**PROBLEM TO SOLVE**
Show all lines holding "perintöoikeus".

-------

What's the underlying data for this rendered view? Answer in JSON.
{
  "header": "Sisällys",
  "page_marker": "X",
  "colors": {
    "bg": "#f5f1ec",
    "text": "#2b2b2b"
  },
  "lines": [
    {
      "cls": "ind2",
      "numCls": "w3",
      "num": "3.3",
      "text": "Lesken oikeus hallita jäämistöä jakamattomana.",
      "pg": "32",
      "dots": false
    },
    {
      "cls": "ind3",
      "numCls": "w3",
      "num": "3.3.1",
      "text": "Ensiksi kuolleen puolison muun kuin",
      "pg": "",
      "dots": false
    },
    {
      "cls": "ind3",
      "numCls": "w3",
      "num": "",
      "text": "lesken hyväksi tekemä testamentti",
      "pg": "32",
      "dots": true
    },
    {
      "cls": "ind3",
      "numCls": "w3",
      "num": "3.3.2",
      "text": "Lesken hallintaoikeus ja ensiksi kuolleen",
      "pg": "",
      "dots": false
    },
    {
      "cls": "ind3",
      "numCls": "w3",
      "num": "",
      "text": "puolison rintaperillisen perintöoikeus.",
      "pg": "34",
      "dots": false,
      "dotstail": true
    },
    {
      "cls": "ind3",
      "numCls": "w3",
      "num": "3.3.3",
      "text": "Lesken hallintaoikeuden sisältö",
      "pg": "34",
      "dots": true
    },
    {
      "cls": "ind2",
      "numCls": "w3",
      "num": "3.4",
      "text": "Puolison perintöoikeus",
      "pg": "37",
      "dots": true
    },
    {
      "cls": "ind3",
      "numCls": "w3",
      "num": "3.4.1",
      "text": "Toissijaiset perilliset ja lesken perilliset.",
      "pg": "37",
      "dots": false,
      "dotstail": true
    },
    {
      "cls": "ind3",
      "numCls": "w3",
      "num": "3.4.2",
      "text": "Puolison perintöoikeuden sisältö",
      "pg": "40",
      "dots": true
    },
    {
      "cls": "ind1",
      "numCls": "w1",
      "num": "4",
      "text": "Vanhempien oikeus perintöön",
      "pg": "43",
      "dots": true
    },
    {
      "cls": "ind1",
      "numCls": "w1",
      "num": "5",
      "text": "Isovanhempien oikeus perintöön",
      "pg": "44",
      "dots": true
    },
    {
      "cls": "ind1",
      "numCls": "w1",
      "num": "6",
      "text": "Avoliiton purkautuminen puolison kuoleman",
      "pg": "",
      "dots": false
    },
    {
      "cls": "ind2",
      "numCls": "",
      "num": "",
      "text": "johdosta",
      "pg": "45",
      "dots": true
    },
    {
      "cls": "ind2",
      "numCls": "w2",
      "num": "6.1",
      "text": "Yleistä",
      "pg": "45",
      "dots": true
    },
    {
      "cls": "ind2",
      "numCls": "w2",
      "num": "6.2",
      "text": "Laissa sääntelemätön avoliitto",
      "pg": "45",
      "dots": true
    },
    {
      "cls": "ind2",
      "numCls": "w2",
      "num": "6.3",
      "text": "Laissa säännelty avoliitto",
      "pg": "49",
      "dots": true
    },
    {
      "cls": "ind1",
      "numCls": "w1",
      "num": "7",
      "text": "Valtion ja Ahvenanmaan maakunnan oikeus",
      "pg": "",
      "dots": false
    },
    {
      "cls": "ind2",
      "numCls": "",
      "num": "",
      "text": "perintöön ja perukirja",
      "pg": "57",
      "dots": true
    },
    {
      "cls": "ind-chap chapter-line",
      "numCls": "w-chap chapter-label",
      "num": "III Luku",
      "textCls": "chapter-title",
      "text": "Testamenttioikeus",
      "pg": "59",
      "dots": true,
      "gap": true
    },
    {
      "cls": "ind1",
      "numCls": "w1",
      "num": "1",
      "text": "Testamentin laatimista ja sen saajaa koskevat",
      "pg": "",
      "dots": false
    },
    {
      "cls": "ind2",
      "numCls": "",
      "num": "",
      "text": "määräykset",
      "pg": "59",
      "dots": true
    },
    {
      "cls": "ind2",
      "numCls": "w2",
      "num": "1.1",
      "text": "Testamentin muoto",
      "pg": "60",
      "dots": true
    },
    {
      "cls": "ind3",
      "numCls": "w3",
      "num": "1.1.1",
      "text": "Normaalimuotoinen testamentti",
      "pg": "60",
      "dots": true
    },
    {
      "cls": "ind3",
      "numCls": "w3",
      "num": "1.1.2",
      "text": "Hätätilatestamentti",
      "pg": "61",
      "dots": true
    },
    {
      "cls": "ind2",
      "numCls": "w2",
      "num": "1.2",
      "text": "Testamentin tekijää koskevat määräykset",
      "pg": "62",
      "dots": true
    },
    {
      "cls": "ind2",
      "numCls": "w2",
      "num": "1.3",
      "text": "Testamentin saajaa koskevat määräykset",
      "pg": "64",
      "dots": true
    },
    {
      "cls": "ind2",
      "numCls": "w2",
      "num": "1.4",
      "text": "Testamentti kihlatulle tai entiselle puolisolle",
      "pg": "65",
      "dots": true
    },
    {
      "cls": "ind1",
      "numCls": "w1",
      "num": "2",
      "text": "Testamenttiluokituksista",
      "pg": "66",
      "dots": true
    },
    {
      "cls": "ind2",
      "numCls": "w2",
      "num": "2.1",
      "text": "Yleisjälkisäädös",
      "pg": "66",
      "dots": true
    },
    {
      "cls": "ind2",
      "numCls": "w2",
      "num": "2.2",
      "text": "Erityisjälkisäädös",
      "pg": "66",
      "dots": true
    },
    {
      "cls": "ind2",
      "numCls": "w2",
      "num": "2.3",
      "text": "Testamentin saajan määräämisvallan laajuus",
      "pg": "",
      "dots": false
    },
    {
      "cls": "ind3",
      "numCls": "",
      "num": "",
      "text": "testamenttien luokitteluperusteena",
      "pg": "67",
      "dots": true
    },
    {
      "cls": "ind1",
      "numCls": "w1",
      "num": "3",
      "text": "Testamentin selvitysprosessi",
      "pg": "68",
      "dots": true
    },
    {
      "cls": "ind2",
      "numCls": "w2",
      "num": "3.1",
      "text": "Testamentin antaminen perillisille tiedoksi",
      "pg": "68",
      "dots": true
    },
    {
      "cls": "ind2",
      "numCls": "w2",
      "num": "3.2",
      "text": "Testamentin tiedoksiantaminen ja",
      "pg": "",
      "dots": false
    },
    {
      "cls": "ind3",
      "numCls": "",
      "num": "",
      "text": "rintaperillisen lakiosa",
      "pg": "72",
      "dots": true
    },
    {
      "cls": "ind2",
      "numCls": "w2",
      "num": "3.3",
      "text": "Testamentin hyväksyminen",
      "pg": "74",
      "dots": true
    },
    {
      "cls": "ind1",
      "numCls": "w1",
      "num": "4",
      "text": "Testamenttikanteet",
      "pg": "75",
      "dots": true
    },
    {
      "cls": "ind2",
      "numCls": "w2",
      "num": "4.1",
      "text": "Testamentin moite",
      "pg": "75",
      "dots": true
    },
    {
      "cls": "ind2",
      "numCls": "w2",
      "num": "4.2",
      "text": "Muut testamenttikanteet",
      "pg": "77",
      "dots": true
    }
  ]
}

-------

**SOLUTION FOR THIS TASK**
      "text": "puolison rintaperillisen perintöoikeus.",
      "text": "Puolison perintöoikeus",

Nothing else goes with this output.